● GOAL:
Find the lines holding the word "Martigny" and collect them.

● RECORDS:
#####

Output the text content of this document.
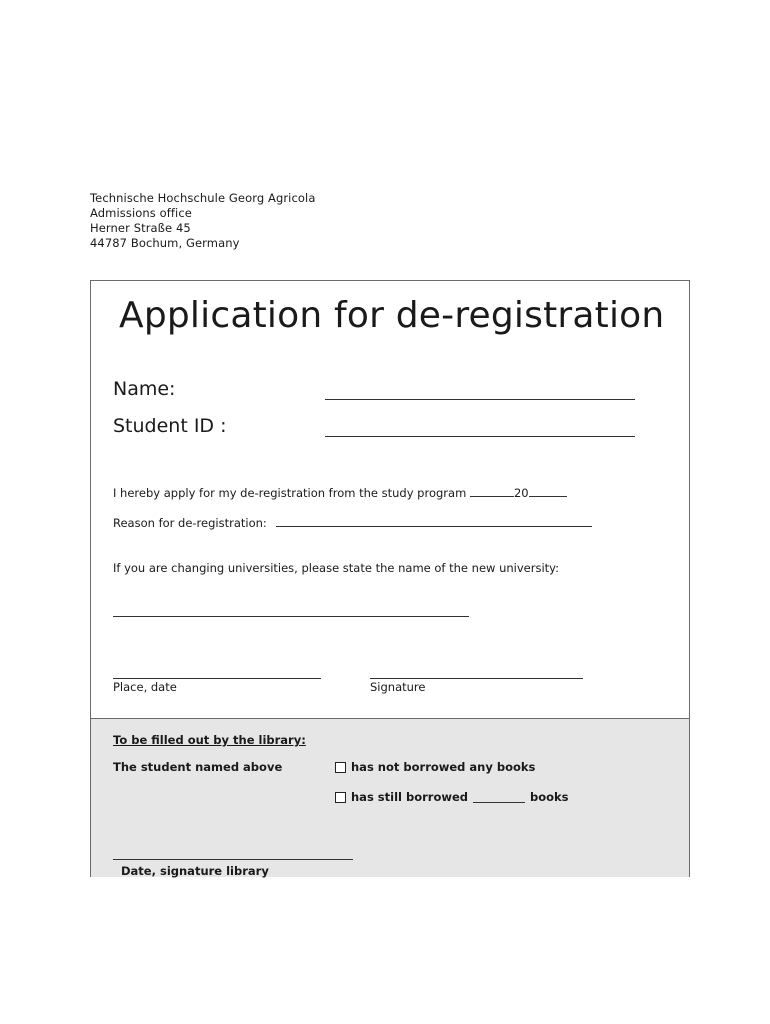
Technische Hochschule Georg Agricola
Admissions office
Herner Straße 45
44787 Bochum, Germany
Application for de-registration
Name:
Student ID :
I hereby apply for my de-registration from the study program	20
Reason for de-registration:
If you are changing universities, please state the name of the new university:
Place, date	Signature
To be filled out by the library:
The student named above	has not borrowed any books
has still borrowed	books
Date, signature library
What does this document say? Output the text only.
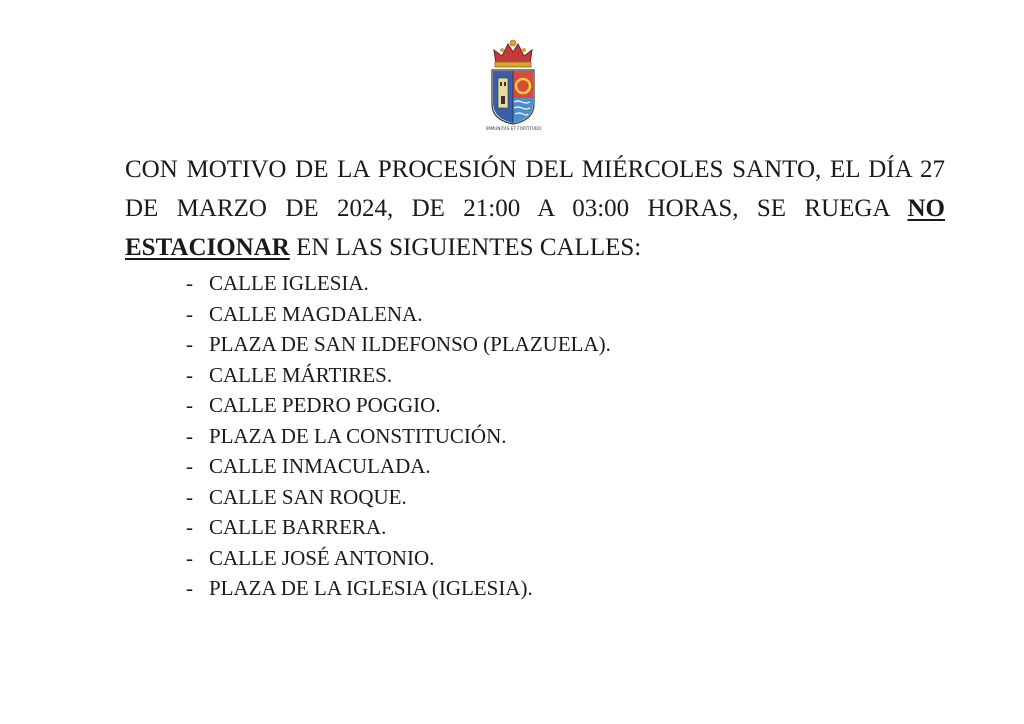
IMMUNITAS ET FORTITUDO

CON MOTIVO DE LA PROCESIÓN DEL MIÉRCOLES SANTO, EL DÍA 27 DE MARZO DE 2024, DE 21:00 A 03:00 HORAS, SE RUEGA NO ESTACIONAR EN LAS SIGUIENTES CALLES:

- CALLE IGLESIA.
- CALLE MAGDALENA.
- PLAZA DE SAN ILDEFONSO (PLAZUELA).
- CALLE MÁRTIRES.
- CALLE PEDRO POGGIO.
- PLAZA DE LA CONSTITUCIÓN.
- CALLE INMACULADA.
- CALLE SAN ROQUE.
- CALLE BARRERA.
- CALLE JOSÉ ANTONIO.
- PLAZA DE LA IGLESIA (IGLESIA).
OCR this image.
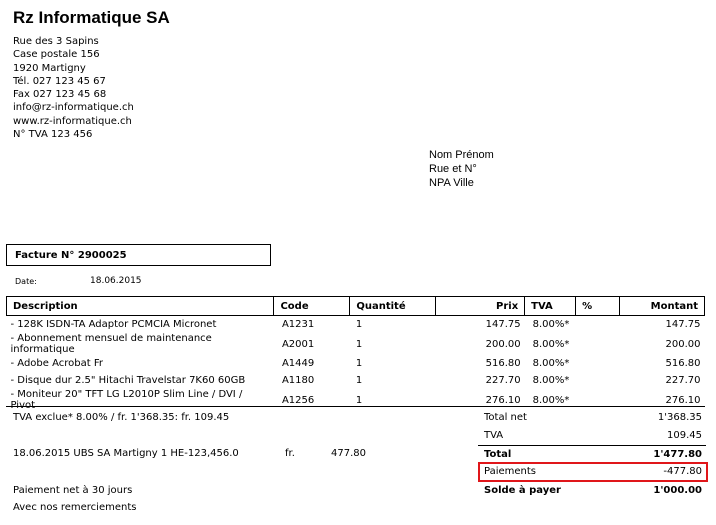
Rz Informatique SA
Rue des 3 Sapins
Case postale 156
1920 Martigny
Tél. 027 123 45 67
Fax 027 123 45 68
info@rz-informatique.ch
www.rz-informatique.ch
N° TVA 123 456
Nom Prénom
Rue et N°
NPA Ville
Facture N° 2900025
Date:	18.06.2015
Description	Code	Quantité	Prix	TVA	%	Montant
- 128K ISDN-TA Adaptor PCMCIA Micronet	A1231	1	147.75	8.00%*		147.75
- Abonnement mensuel de maintenance informatique	A2001	1	200.00	8.00%*		200.00
- Adobe Acrobat Fr	A1449	1	516.80	8.00%*		516.80
- Disque dur 2.5" Hitachi Travelstar 7K60 60GB	A1180	1	227.70	8.00%*		227.70
- Moniteur 20" TFT LG L2010P Slim Line / DVI /	A1256	1	276.10	8.00%*		276.10
TVA exclue* 8.00% / fr. 1'368.35: fr. 109.45
18.06.2015 UBS SA Martigny 1 HE-123,456.0	fr.	477.80
Total net	1'368.35
TVA	109.45
Total	1'477.80
Paiements	-477.80
Solde à payer	1'000.00
Paiement net à 30 jours
Avec nos remerciements
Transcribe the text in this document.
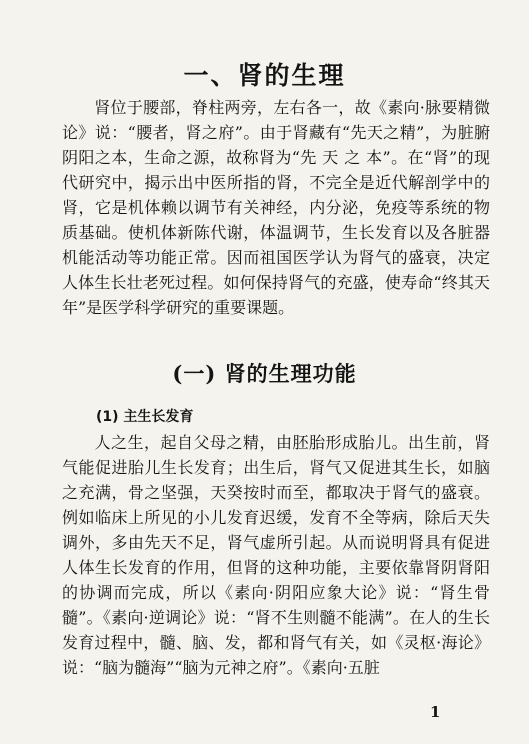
一、肾的生理

肾位于腰部，脊柱两旁，左右各一，故《素向·脉要精微论》说：“腰者，肾之府”。由于肾藏有“先天之精”，为脏腑阴阳之本，生命之源，故称肾为“先 天 之 本”。在“肾”的现代研究中，揭示出中医所指的肾，不完全是近代解剖学中的肾，它是机体赖以调节有关神经，内分泌，免疫等系统的物质基础。使机体新陈代谢，体温调节，生长发育以及各脏器机能活动等功能正常。因而祖国医学认为肾气的盛衰，决定人体生长壮老死过程。如何保持肾气的充盛，使寿命“终其天年”是医学科学研究的重要课题。

(一) 肾的生理功能
(1) 主生长发育

人之生，起自父母之精，由胚胎形成胎儿。出生前，肾气能促进胎儿生长发育；出生后，肾气又促进其生长，如脑之充满，骨之坚强，天癸按时而至，都取决于肾气的盛衰。例如临床上所见的小儿发育迟缓，发育不全等病，除后天失调外，多由先天不足，肾气虚所引起。从而说明肾具有促进人体生长发育的作用，但肾的这种功能，主要依靠肾阴肾阳的协调而完成，所以《素向·阴阳应象大论》说：“肾生骨髓”。《素向·逆调论》说：“肾不生则髓不能满”。在人的生长发育过程中，髓、脑、发，都和肾气有关，如《灵枢·海论》说：“脑为髓海”“脑为元神之府”。《素向·五脏

1
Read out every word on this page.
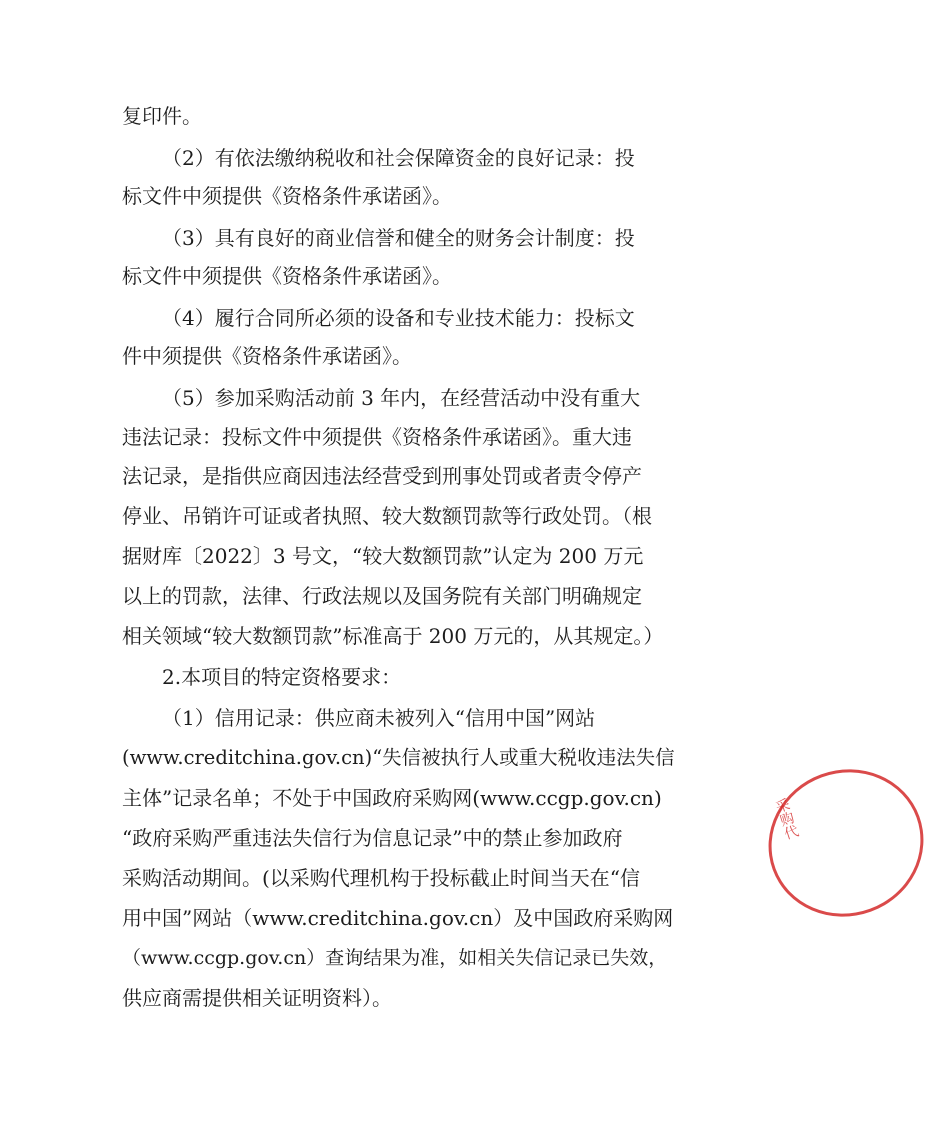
复印件。
（2）有依法缴纳税收和社会保障资金的良好记录：投
标文件中须提供《资格条件承诺函》。
（3）具有良好的商业信誉和健全的财务会计制度：投
标文件中须提供《资格条件承诺函》。
（4）履行合同所必须的设备和专业技术能力：投标文
件中须提供《资格条件承诺函》。
（5）参加采购活动前 3 年内，在经营活动中没有重大
违法记录：投标文件中须提供《资格条件承诺函》。重大违
法记录，是指供应商因违法经营受到刑事处罚或者责令停产
停业、吊销许可证或者执照、较大数额罚款等行政处罚。（根
据财库〔2022〕3 号文，“较大数额罚款”认定为 200 万元
以上的罚款，法律、行政法规以及国务院有关部门明确规定
相关领域“较大数额罚款”标准高于 200 万元的，从其规定。）
2.本项目的特定资格要求：
（1）信用记录：供应商未被列入“信用中国”网站
(www.creditchina.gov.cn)“失信被执行人或重大税收违法失信
主体”记录名单；不处于中国政府采购网(www.ccgp.gov.cn)
“政府采购严重违法失信行为信息记录”中的禁止参加政府
采购活动期间。(以采购代理机构于投标截止时间当天在“信
用中国”网站（www.creditchina.gov.cn）及中国政府采购网
（www.ccgp.gov.cn）查询结果为准，如相关失信记录已失效，
供应商需提供相关证明资料）。
采购代
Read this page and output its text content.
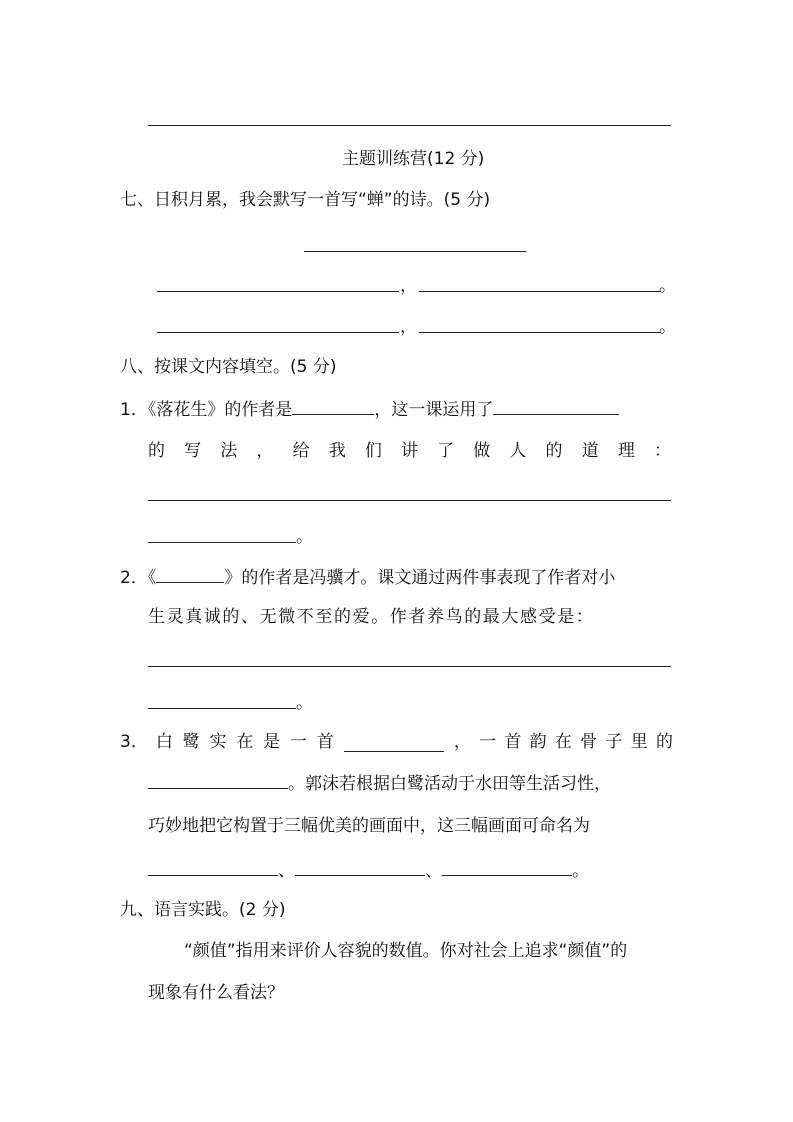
主题训练营(12 分)
七、日积月累，我会默写一首写“蝉”的诗。(5 分)
，	。
，	。
八、按课文内容填空。(5 分)
1．《落花生》的作者是	，这一课运用了
的 写 法 ， 给 我 们 讲 了 做 人 的 道 理 ：
。
2．《	》的作者是冯骥才。课文通过两件事表现了作者对小
生灵真诚的、无微不至的爱。作者养鸟的最大感受是：
。
3． 白 鹭 实 在 是 一 首	， 一 首 韵 在 骨 子 里 的
。郭沫若根据白鹭活动于水田等生活习性，
巧妙地把它构置于三幅优美的画面中，这三幅画面可命名为
、	、	。
九、语言实践。(2 分)
“颜值”指用来评价人容貌的数值。你对社会上追求“颜值”的
现象有什么看法？
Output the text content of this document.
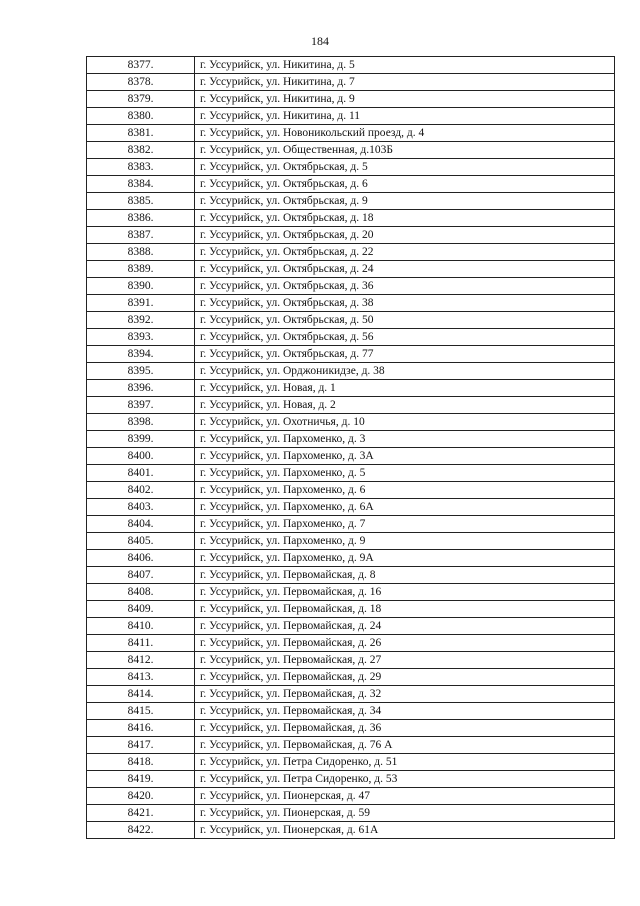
184
8377.	г. Уссурийск, ул. Никитина, д. 5
8378.	г. Уссурийск, ул. Никитина, д. 7
8379.	г. Уссурийск, ул. Никитина, д. 9
8380.	г. Уссурийск, ул. Никитина, д. 11
8381.	г. Уссурийск, ул. Новоникольский проезд, д. 4
8382.	г. Уссурийск, ул. Общественная, д.103Б
8383.	г. Уссурийск, ул. Октябрьская, д. 5
8384.	г. Уссурийск, ул. Октябрьская, д. 6
8385.	г. Уссурийск, ул. Октябрьская, д. 9
8386.	г. Уссурийск, ул. Октябрьская, д. 18
8387.	г. Уссурийск, ул. Октябрьская, д. 20
8388.	г. Уссурийск, ул. Октябрьская, д. 22
8389.	г. Уссурийск, ул. Октябрьская, д. 24
8390.	г. Уссурийск, ул. Октябрьская, д. 36
8391.	г. Уссурийск, ул. Октябрьская, д. 38
8392.	г. Уссурийск, ул. Октябрьская, д. 50
8393.	г. Уссурийск, ул. Октябрьская, д. 56
8394.	г. Уссурийск, ул. Октябрьская, д. 77
8395.	г. Уссурийск, ул. Орджоникидзе, д. 38
8396.	г. Уссурийск, ул. Новая, д. 1
8397.	г. Уссурийск, ул. Новая, д. 2
8398.	г. Уссурийск, ул. Охотничья, д. 10
8399.	г. Уссурийск, ул. Пархоменко, д. 3
8400.	г. Уссурийск, ул. Пархоменко, д. 3А
8401.	г. Уссурийск, ул. Пархоменко, д. 5
8402.	г. Уссурийск, ул. Пархоменко, д. 6
8403.	г. Уссурийск, ул. Пархоменко, д. 6А
8404.	г. Уссурийск, ул. Пархоменко, д. 7
8405.	г. Уссурийск, ул. Пархоменко, д. 9
8406.	г. Уссурийск, ул. Пархоменко, д. 9А
8407.	г. Уссурийск, ул. Первомайская, д. 8
8408.	г. Уссурийск, ул. Первомайская, д. 16
8409.	г. Уссурийск, ул. Первомайская, д. 18
8410.	г. Уссурийск, ул. Первомайская, д. 24
8411.	г. Уссурийск, ул. Первомайская, д. 26
8412.	г. Уссурийск, ул. Первомайская, д. 27
8413.	г. Уссурийск, ул. Первомайская, д. 29
8414.	г. Уссурийск, ул. Первомайская, д. 32
8415.	г. Уссурийск, ул. Первомайская, д. 34
8416.	г. Уссурийск, ул. Первомайская, д. 36
8417.	г. Уссурийск, ул. Первомайская, д. 76 А
8418.	г. Уссурийск, ул. Петра Сидоренко, д. 51
8419.	г. Уссурийск, ул. Петра Сидоренко, д. 53
8420.	г. Уссурийск, ул. Пионерская, д. 47
8421.	г. Уссурийск, ул. Пионерская, д. 59
8422.	г. Уссурийск, ул. Пионерская, д. 61А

#####

● RESPONSE TO THE TASK:
1920 Martigny
18.06.2015 UBS SA Martigny 1 HE-123,456.0	fr.	477.80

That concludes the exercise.